DATASET ENTRIES.
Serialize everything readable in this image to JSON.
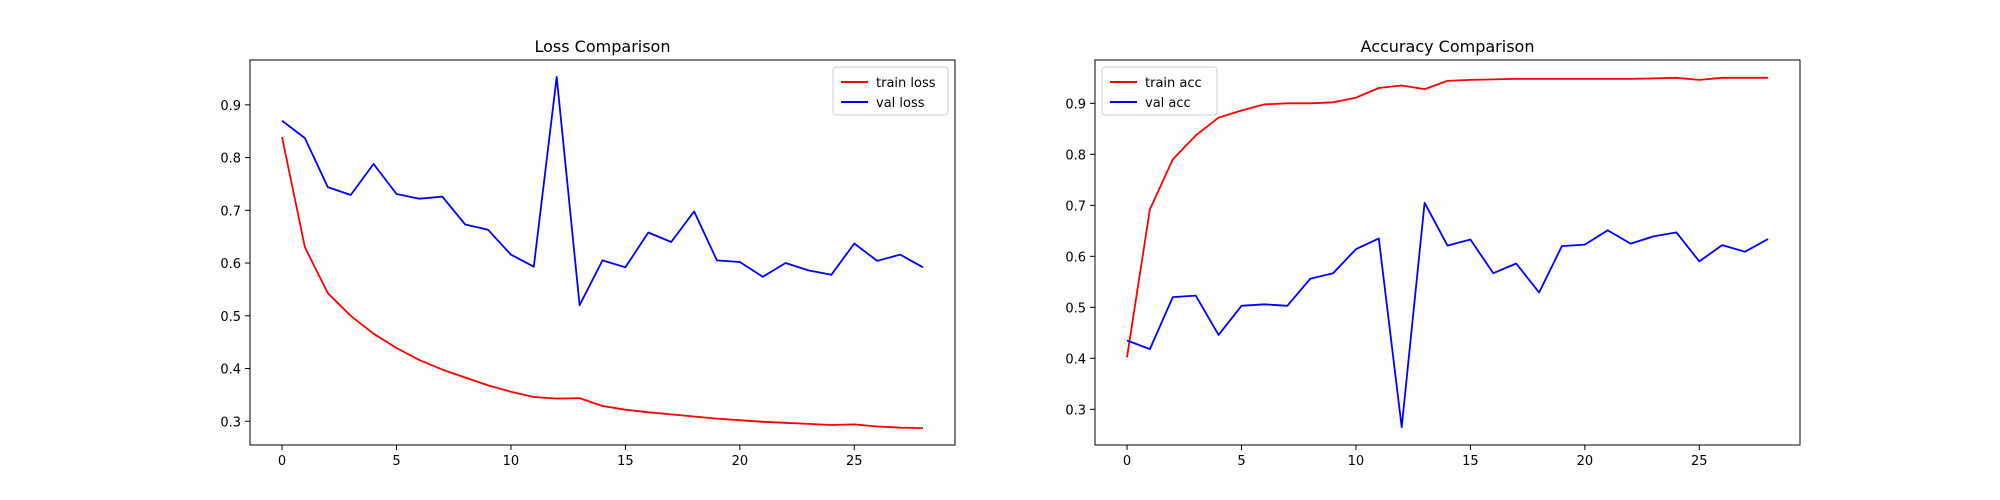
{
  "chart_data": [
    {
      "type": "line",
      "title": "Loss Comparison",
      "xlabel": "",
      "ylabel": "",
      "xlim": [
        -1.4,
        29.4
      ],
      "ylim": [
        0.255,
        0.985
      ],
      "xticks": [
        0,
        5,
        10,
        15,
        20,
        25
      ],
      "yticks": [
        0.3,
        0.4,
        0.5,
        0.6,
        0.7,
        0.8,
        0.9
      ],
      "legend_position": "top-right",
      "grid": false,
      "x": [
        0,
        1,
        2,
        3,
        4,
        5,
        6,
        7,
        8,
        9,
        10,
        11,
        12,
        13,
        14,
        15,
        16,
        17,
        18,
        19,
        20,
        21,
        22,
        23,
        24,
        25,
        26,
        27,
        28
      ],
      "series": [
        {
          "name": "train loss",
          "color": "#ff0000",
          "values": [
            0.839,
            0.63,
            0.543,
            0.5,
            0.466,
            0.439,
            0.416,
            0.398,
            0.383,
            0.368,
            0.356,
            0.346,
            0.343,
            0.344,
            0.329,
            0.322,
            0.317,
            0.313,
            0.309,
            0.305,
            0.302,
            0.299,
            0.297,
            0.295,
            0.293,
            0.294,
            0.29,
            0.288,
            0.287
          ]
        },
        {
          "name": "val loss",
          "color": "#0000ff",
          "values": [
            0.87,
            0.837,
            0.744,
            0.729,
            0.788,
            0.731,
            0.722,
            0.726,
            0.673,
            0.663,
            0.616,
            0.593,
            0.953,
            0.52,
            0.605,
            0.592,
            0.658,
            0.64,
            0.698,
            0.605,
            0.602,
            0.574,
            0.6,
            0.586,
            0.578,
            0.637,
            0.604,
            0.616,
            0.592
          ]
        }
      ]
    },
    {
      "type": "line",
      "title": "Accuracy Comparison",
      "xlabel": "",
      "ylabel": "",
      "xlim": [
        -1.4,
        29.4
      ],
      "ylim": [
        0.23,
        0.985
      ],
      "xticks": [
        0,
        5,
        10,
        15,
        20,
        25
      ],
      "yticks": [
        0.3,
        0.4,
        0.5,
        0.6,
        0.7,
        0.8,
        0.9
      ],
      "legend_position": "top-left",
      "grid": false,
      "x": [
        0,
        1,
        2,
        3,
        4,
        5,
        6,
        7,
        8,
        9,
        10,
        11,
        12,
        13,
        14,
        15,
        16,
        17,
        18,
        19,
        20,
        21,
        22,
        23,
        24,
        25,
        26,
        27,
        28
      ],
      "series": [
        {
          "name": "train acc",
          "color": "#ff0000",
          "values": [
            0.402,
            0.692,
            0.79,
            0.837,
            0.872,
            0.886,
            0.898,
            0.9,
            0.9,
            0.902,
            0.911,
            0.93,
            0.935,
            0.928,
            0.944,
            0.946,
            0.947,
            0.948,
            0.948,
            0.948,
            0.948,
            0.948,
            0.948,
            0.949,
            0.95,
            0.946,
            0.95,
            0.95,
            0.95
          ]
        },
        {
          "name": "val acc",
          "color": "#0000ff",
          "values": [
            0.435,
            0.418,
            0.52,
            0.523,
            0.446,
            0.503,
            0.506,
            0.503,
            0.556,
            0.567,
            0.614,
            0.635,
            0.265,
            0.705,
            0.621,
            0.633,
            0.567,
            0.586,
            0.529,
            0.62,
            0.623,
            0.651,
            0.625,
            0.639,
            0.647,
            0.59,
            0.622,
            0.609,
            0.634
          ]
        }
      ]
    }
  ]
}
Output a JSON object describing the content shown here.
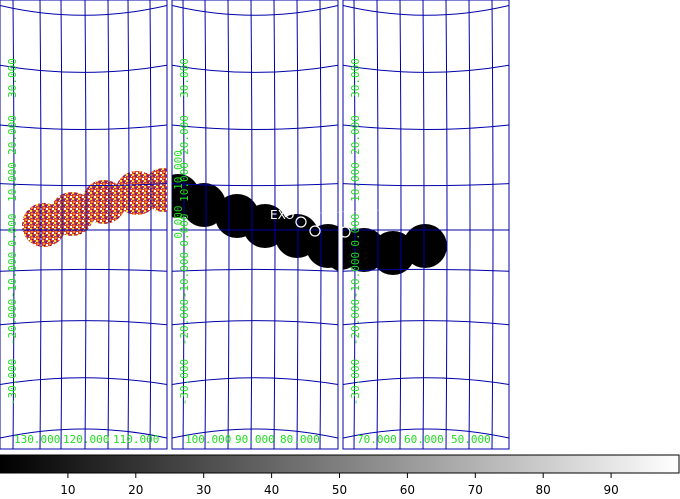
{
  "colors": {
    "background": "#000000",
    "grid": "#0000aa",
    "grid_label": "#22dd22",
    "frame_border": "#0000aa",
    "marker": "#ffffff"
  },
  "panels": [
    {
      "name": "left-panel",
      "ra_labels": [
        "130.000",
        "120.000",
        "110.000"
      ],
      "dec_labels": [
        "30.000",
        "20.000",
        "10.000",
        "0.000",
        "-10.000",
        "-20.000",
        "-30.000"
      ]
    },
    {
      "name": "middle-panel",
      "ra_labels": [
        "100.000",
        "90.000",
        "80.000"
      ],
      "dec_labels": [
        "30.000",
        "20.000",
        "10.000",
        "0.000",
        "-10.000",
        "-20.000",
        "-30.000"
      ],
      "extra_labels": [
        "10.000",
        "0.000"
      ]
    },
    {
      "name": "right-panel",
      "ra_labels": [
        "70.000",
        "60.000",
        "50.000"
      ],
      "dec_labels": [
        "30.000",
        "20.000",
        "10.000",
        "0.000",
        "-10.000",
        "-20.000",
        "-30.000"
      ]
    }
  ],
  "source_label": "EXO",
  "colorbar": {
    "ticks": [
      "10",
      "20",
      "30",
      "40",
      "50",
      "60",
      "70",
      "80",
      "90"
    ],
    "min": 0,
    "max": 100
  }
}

WRITTEN EXERCISE.
Leave out the pictures, and give all the records again exactly.

ANSWER TO THIS EXERCISE.
Serialize everything readable in this image to JSON.
{
  "chart_data": [
    {
      "type": "line",
      "title": "Loss Comparison",
      "xlabel": "",
      "ylabel": "",
      "xlim": [
        -1.4,
        29.4
      ],
      "ylim": [
        0.255,
        0.985
      ],
      "xticks": [
        0,
        5,
        10,
        15,
        20,
        25
      ],
      "yticks": [
        0.3,
        0.4,
        0.5,
        0.6,
        0.7,
        0.8,
        0.9
      ],
      "legend_position": "top-right",
      "grid": false,
      "x": [
        0,
        1,
        2,
        3,
        4,
        5,
        6,
        7,
        8,
        9,
        10,
        11,
        12,
        13,
        14,
        15,
        16,
        17,
        18,
        19,
        20,
        21,
        22,
        23,
        24,
        25,
        26,
        27,
        28
      ],
      "series": [
        {
          "name": "train loss",
          "color": "#ff0000",
          "values": [
            0.839,
            0.63,
            0.543,
            0.5,
            0.466,
            0.439,
            0.416,
            0.398,
            0.383,
            0.368,
            0.356,
            0.346,
            0.343,
            0.344,
            0.329,
            0.322,
            0.317,
            0.313,
            0.309,
            0.305,
            0.302,
            0.299,
            0.297,
            0.295,
            0.293,
            0.294,
            0.29,
            0.288,
            0.287
          ]
        },
        {
          "name": "val loss",
          "color": "#0000ff",
          "values": [
            0.87,
            0.837,
            0.744,
            0.729,
            0.788,
            0.731,
            0.722,
            0.726,
            0.673,
            0.663,
            0.616,
            0.593,
            0.953,
            0.52,
            0.605,
            0.592,
            0.658,
            0.64,
            0.698,
            0.605,
            0.602,
            0.574,
            0.6,
            0.586,
            0.578,
            0.637,
            0.604,
            0.616,
            0.592
          ]
        }
      ]
    },
    {
      "type": "line",
      "title": "Accuracy Comparison",
      "xlabel": "",
      "ylabel": "",
      "xlim": [
        -1.4,
        29.4
      ],
      "ylim": [
        0.23,
        0.985
      ],
      "xticks": [
        0,
        5,
        10,
        15,
        20,
        25
      ],
      "yticks": [
        0.3,
        0.4,
        0.5,
        0.6,
        0.7,
        0.8,
        0.9
      ],
      "legend_position": "top-left",
      "grid": false,
      "x": [
        0,
        1,
        2,
        3,
        4,
        5,
        6,
        7,
        8,
        9,
        10,
        11,
        12,
        13,
        14,
        15,
        16,
        17,
        18,
        19,
        20,
        21,
        22,
        23,
        24,
        25,
        26,
        27,
        28
      ],
      "series": [
        {
          "name": "train acc",
          "color": "#ff0000",
          "values": [
            0.402,
            0.692,
            0.79,
            0.837,
            0.872,
            0.886,
            0.898,
            0.9,
            0.9,
            0.902,
            0.911,
            0.93,
            0.935,
            0.928,
            0.944,
            0.946,
            0.947,
            0.948,
            0.948,
            0.948,
            0.948,
            0.948,
            0.948,
            0.949,
            0.95,
            0.946,
            0.95,
            0.95,
            0.95
          ]
        },
        {
          "name": "val acc",
          "color": "#0000ff",
          "values": [
            0.435,
            0.418,
            0.52,
            0.523,
            0.446,
            0.503,
            0.506,
            0.503,
            0.556,
            0.567,
            0.614,
            0.635,
            0.265,
            0.705,
            0.621,
            0.633,
            0.567,
            0.586,
            0.529,
            0.62,
            0.623,
            0.651,
            0.625,
            0.639,
            0.647,
            0.59,
            0.622,
            0.609,
            0.634
          ]
        }
      ]
    }
  ]
}
Output a JSON object describing the content shown here.
{
  "colors": {
    "background": "#000000",
    "grid": "#0000aa",
    "grid_label": "#22dd22",
    "frame_border": "#0000aa",
    "marker": "#ffffff"
  },
  "panels": [
    {
      "name": "left-panel",
      "ra_labels": [
        "130.000",
        "120.000",
        "110.000"
      ],
      "dec_labels": [
        "30.000",
        "20.000",
        "10.000",
        "0.000",
        "-10.000",
        "-20.000",
        "-30.000"
      ]
    },
    {
      "name": "middle-panel",
      "ra_labels": [
        "100.000",
        "90.000",
        "80.000"
      ],
      "dec_labels": [
        "30.000",
        "20.000",
        "10.000",
        "0.000",
        "-10.000",
        "-20.000",
        "-30.000"
      ],
      "extra_labels": [
        "10.000",
        "0.000"
      ]
    },
    {
      "name": "right-panel",
      "ra_labels": [
        "70.000",
        "60.000",
        "50.000"
      ],
      "dec_labels": [
        "30.000",
        "20.000",
        "10.000",
        "0.000",
        "-10.000",
        "-20.000",
        "-30.000"
      ]
    }
  ],
  "source_label": "EXO",
  "colorbar": {
    "ticks": [
      "10",
      "20",
      "30",
      "40",
      "50",
      "60",
      "70",
      "80",
      "90"
    ],
    "min": 0,
    "max": 100
  }
}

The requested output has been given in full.